— start of Data for processing —

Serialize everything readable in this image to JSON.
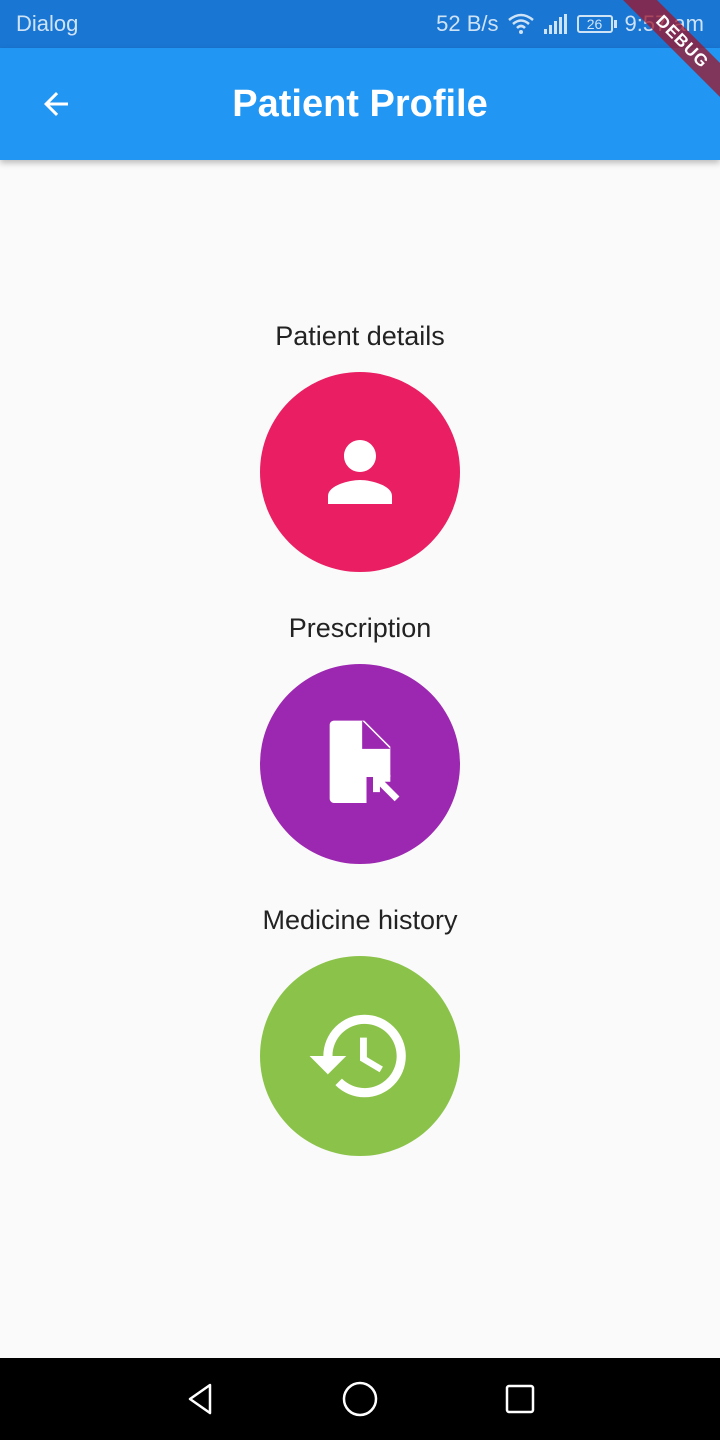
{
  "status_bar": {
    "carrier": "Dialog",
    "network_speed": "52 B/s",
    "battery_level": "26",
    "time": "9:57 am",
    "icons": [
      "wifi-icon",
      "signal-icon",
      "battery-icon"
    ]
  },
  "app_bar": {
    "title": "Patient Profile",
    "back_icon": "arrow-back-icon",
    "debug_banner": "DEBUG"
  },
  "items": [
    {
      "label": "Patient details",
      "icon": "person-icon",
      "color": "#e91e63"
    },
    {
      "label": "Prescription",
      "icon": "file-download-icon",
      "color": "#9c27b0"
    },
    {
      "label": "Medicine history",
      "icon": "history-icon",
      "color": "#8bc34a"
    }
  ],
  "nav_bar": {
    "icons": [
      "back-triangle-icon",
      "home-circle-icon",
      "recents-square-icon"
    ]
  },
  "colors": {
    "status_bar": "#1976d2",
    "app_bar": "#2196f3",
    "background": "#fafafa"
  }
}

— end of Data for processing —

## Request
Each line that has the word "history" counts once. How many such lines are in the data? Give the number alone.

## Finished answer
2